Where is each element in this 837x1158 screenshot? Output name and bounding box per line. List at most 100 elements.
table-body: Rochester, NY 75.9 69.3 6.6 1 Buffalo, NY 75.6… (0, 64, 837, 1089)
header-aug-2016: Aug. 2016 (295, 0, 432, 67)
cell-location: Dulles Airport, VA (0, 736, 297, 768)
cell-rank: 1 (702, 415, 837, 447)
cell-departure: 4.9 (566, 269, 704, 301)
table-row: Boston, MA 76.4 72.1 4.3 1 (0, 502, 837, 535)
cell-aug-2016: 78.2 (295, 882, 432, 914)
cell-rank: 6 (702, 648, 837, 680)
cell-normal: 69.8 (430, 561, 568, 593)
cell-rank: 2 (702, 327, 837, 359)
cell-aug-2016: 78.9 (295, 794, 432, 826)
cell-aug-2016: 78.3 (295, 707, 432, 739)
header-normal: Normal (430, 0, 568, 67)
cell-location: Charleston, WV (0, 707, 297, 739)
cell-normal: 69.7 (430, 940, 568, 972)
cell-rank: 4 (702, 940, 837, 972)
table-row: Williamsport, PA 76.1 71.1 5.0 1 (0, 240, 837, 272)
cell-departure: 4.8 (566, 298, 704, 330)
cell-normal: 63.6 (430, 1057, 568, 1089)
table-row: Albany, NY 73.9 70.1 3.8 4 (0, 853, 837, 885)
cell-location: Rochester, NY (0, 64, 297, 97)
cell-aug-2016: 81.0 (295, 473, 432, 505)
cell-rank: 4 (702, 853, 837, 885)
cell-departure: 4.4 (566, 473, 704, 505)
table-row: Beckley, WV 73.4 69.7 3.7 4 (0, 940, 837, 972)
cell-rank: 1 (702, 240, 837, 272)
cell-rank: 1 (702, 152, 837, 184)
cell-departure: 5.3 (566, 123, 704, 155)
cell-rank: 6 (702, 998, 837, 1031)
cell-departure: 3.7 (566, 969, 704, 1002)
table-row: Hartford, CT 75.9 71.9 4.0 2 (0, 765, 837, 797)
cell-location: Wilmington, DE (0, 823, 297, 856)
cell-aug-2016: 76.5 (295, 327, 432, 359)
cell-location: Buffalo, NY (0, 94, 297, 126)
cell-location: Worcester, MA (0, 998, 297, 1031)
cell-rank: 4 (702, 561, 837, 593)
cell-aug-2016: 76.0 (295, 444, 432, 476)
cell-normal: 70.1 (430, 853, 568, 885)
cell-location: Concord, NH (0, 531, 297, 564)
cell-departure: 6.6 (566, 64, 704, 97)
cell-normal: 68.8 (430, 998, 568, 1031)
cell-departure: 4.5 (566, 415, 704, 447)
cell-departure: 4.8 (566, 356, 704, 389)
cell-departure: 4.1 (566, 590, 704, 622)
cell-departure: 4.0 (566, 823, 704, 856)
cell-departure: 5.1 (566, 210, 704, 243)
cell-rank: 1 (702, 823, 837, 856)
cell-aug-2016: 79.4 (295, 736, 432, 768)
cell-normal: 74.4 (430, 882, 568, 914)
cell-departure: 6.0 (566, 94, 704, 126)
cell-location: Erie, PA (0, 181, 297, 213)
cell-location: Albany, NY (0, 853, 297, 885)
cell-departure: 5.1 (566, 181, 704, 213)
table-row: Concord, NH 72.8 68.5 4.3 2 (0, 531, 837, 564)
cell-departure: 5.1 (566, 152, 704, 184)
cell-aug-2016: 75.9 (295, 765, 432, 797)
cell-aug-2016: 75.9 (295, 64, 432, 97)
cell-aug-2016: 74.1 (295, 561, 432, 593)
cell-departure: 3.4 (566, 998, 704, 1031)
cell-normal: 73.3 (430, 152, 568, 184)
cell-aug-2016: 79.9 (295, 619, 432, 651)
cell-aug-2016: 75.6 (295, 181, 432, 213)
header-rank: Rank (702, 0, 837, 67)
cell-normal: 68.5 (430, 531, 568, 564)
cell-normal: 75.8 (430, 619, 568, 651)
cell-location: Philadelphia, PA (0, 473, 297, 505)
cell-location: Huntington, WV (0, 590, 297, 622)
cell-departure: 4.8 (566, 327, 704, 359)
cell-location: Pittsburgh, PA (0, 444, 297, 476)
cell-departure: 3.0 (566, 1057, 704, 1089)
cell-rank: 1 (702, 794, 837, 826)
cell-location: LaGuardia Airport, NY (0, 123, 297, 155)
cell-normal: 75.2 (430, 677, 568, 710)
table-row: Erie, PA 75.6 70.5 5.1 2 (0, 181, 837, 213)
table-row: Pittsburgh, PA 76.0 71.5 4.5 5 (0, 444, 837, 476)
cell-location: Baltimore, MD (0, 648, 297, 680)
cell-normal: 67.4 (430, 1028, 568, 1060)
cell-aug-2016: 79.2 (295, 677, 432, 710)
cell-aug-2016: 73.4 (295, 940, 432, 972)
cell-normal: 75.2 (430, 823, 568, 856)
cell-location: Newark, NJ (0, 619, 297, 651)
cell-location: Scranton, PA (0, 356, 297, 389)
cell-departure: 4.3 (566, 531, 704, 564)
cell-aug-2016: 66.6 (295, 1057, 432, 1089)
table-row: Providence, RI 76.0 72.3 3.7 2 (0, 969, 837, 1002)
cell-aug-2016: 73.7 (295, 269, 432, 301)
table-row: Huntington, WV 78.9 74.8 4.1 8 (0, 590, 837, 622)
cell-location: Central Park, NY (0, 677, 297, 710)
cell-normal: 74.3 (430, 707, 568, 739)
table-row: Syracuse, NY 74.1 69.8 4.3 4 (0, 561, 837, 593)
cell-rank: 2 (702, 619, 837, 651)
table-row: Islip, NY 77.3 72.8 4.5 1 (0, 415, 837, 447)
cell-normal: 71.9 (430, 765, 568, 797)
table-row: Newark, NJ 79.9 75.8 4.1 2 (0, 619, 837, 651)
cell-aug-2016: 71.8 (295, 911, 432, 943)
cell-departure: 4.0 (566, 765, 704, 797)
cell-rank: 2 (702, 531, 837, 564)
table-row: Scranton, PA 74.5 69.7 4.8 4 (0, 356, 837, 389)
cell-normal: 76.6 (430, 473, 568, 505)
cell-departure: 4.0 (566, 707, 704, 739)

################

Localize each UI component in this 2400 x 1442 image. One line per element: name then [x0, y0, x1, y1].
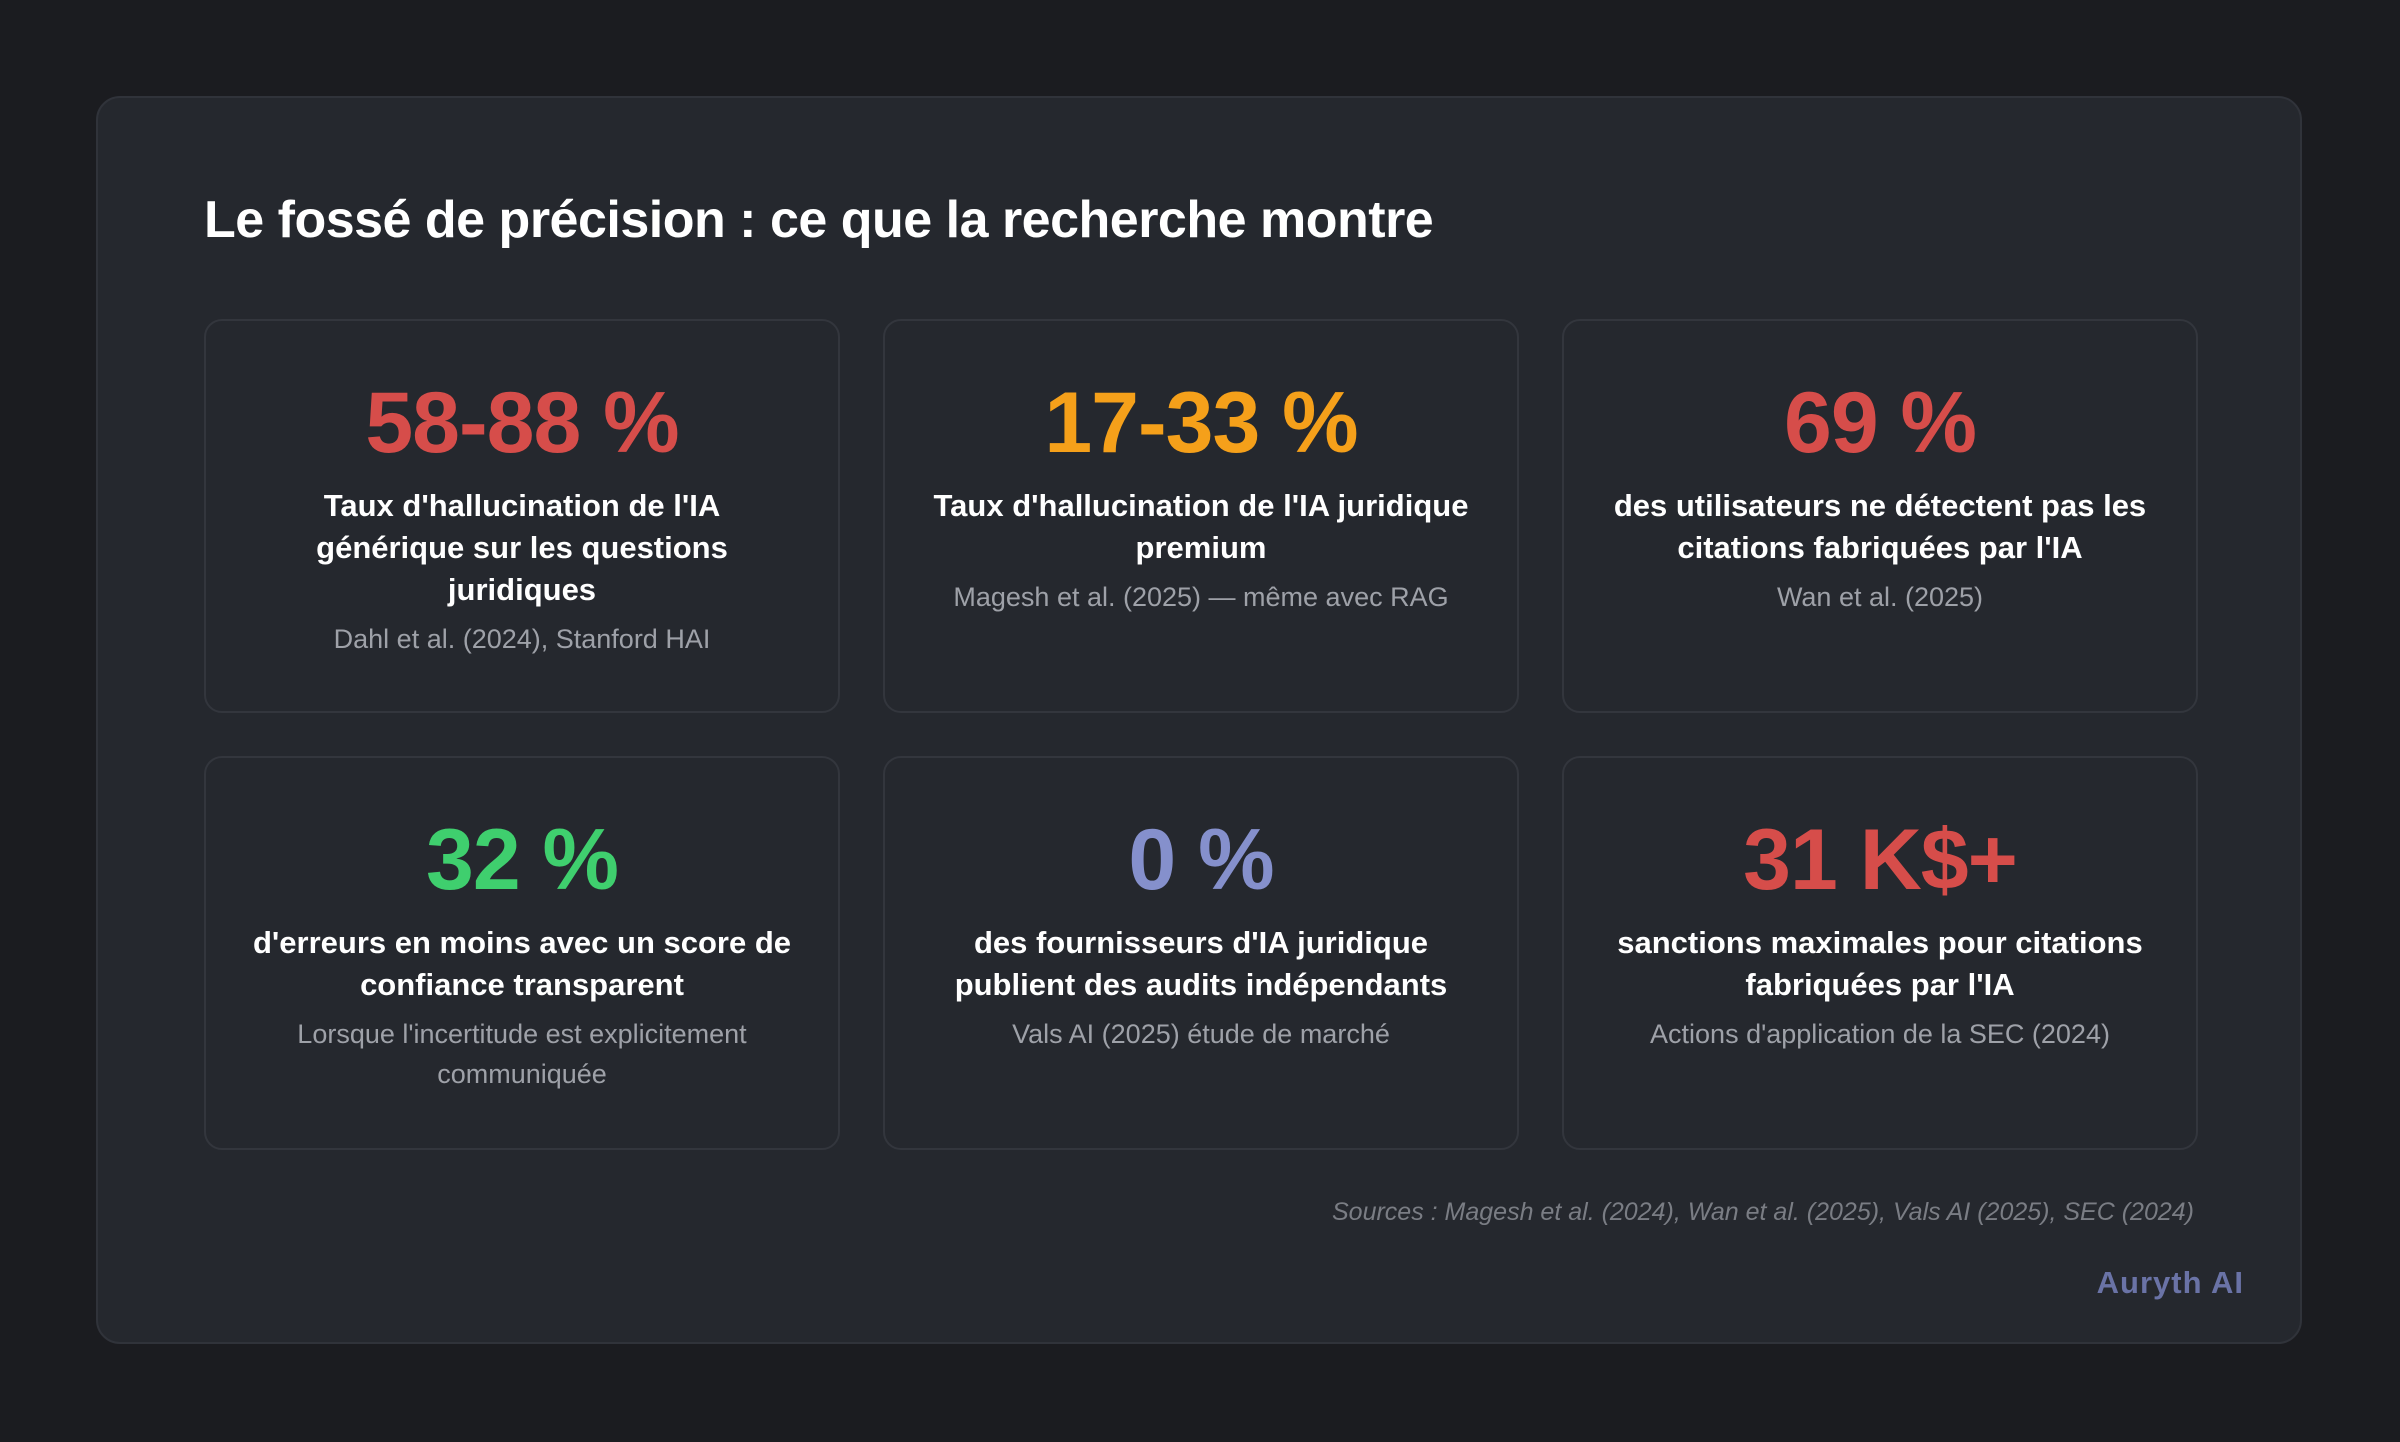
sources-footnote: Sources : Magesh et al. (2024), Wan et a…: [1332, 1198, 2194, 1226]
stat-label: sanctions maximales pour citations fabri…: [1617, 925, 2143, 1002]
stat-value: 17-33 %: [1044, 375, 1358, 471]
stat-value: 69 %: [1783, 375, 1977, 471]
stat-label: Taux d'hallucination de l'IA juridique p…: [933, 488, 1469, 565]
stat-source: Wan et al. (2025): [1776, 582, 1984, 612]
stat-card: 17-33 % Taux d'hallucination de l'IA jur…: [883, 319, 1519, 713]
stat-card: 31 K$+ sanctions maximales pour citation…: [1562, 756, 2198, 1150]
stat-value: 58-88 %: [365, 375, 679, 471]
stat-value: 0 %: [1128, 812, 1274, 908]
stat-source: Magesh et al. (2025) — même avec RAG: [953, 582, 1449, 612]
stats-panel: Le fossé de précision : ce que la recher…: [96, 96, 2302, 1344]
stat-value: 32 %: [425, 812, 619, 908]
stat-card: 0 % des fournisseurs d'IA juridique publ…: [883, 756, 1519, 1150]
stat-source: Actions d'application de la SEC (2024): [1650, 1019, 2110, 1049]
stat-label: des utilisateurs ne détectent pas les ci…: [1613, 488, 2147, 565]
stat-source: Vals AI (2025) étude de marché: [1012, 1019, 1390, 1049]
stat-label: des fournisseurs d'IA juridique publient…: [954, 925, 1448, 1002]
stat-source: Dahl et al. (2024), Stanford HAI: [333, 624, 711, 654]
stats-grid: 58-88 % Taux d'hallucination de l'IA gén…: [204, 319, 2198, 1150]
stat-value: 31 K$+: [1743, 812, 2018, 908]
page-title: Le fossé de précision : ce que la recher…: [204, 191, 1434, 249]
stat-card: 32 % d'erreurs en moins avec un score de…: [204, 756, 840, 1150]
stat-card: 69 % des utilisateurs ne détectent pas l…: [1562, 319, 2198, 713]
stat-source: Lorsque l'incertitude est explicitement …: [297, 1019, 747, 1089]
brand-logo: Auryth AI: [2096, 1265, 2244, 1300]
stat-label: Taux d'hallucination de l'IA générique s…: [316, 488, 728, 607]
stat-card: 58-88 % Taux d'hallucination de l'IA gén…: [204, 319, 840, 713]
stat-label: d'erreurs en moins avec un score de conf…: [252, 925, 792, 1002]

################

WRITTEN REQUEST:
Please retype everything from the line containing "Localize each UI" down to the line containing "stat-label: d'erreurs en", both lines included, and leave the pictures out of your copy.

THE OUTPUT:
Localize each UI component in this 2400 x 1442 image. One line per element: name then [x0, y0, x1, y1].
sources-footnote: Sources : Magesh et al. (2024), Wan et a…: [1332, 1198, 2194, 1226]
stat-label: sanctions maximales pour citations fabri…: [1617, 925, 2143, 1002]
stat-value: 17-33 %: [1044, 375, 1358, 471]
stat-value: 69 %: [1783, 375, 1977, 471]
stat-label: Taux d'hallucination de l'IA juridique p…: [933, 488, 1469, 565]
stat-source: Wan et al. (2025): [1776, 582, 1984, 612]
stat-card: 17-33 % Taux d'hallucination de l'IA jur…: [883, 319, 1519, 713]
stat-card: 31 K$+ sanctions maximales pour citation…: [1562, 756, 2198, 1150]
stat-value: 58-88 %: [365, 375, 679, 471]
stat-value: 0 %: [1128, 812, 1274, 908]
stat-source: Magesh et al. (2025) — même avec RAG: [953, 582, 1449, 612]
stats-panel: Le fossé de précision : ce que la recher…: [96, 96, 2302, 1344]
stat-value: 32 %: [425, 812, 619, 908]
stat-card: 0 % des fournisseurs d'IA juridique publ…: [883, 756, 1519, 1150]
stat-source: Actions d'application de la SEC (2024): [1650, 1019, 2110, 1049]
stat-label: des utilisateurs ne détectent pas les ci…: [1613, 488, 2147, 565]
stat-source: Vals AI (2025) étude de marché: [1012, 1019, 1390, 1049]
stat-label: des fournisseurs d'IA juridique publient…: [954, 925, 1448, 1002]
stat-source: Dahl et al. (2024), Stanford HAI: [333, 624, 711, 654]
stats-grid: 58-88 % Taux d'hallucination de l'IA gén…: [204, 319, 2198, 1150]
stat-value: 31 K$+: [1743, 812, 2018, 908]
page-title: Le fossé de précision : ce que la recher…: [204, 191, 1434, 249]
stat-card: 32 % d'erreurs en moins avec un score de…: [204, 756, 840, 1150]
stat-card: 69 % des utilisateurs ne détectent pas l…: [1562, 319, 2198, 713]
stat-source: Lorsque l'incertitude est explicitement …: [297, 1019, 747, 1089]
brand-logo: Auryth AI: [2096, 1265, 2244, 1300]
stat-label: Taux d'hallucination de l'IA générique s…: [316, 488, 728, 607]
stat-card: 58-88 % Taux d'hallucination de l'IA gén…: [204, 319, 840, 713]
stat-label: d'erreurs en moins avec un score de conf…: [252, 925, 792, 1002]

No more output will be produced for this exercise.